§ Problem details: Where a line holds "nprobability", copy it.

§ Records supplied:

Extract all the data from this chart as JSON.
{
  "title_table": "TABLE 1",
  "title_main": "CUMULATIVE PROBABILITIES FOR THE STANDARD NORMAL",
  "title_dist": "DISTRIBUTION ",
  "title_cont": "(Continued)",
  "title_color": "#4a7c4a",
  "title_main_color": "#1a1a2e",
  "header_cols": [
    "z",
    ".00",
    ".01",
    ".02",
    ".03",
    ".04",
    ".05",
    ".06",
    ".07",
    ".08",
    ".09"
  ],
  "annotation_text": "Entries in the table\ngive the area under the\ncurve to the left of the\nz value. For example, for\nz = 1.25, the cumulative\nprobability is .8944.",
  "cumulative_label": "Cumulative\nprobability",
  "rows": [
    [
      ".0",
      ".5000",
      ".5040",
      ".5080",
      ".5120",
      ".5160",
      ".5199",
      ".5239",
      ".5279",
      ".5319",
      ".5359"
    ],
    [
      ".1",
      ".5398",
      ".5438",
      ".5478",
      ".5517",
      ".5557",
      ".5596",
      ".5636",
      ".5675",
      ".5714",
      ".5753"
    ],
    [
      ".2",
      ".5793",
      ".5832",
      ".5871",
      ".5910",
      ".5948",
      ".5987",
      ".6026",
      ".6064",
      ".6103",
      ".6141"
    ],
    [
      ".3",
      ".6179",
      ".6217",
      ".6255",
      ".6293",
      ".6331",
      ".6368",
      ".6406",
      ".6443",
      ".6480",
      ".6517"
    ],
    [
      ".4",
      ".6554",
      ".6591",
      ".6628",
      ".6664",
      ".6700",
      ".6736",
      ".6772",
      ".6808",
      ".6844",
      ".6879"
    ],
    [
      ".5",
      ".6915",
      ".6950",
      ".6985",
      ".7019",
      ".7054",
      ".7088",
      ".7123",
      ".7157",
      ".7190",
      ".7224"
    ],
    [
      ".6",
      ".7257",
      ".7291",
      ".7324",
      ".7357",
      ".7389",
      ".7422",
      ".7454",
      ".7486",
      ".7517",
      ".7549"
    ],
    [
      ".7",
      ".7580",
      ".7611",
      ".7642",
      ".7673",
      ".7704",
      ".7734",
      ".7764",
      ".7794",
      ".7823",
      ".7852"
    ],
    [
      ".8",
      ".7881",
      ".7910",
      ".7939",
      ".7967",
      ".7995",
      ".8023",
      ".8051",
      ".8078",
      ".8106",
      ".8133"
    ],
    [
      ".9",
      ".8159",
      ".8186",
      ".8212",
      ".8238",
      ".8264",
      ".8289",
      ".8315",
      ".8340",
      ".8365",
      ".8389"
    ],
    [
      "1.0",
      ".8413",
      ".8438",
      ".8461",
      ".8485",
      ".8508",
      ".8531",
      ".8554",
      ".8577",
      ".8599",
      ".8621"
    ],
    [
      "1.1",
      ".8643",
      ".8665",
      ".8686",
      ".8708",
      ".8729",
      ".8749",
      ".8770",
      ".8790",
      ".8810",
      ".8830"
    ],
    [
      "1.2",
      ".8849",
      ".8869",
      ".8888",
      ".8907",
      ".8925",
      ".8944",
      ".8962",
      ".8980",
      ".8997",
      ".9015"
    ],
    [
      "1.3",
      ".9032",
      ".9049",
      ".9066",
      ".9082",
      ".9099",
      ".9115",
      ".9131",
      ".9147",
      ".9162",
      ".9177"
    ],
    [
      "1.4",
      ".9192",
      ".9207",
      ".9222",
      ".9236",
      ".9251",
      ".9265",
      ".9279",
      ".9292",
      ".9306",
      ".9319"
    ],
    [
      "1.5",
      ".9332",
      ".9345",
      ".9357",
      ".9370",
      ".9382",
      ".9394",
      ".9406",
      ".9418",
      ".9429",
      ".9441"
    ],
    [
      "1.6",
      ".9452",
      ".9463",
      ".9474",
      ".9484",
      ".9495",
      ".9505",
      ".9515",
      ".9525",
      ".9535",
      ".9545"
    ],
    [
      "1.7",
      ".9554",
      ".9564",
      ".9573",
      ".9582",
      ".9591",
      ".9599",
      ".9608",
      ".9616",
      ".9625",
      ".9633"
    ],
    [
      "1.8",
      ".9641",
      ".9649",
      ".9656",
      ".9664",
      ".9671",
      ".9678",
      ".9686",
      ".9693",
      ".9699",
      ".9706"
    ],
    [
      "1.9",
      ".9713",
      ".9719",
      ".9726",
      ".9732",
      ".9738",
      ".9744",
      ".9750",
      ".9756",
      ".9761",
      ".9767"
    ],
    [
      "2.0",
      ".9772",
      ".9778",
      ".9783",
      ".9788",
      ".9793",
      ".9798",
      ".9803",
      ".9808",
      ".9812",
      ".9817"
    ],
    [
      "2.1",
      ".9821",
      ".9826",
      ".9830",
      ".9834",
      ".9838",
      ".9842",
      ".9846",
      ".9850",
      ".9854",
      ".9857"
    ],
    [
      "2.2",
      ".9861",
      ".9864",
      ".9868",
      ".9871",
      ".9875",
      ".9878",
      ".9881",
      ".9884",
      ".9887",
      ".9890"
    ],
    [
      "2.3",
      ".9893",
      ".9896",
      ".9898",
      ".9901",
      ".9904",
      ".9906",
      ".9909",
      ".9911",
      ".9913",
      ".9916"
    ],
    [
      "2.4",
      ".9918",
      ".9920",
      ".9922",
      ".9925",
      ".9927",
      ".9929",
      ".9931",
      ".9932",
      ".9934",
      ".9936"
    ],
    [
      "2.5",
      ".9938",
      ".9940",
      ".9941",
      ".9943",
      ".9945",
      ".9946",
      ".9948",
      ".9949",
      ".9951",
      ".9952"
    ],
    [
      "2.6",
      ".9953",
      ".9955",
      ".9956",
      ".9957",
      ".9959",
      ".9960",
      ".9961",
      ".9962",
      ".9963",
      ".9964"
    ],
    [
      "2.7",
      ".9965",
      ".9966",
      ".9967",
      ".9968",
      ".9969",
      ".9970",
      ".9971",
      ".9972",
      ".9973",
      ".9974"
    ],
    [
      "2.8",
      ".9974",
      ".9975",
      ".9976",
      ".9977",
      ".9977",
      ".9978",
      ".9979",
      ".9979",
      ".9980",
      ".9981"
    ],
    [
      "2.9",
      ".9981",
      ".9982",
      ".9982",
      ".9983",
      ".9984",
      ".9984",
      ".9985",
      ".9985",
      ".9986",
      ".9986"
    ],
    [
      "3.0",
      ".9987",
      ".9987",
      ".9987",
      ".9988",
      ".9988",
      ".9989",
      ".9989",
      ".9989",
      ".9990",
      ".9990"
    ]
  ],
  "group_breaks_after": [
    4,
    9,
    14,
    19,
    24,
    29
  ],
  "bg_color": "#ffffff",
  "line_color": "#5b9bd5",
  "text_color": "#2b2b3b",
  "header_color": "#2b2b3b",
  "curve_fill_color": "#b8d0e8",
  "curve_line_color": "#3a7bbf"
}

§ Answer for this exercise:
  "annotation_text": "Entries in the table\ngive the area under the\ncurve to the left of the\nz value. For example, for\nz = 1.25, the cumulative\nprobability is .8944.",
  "cumulative_label": "Cumulative\nprobability",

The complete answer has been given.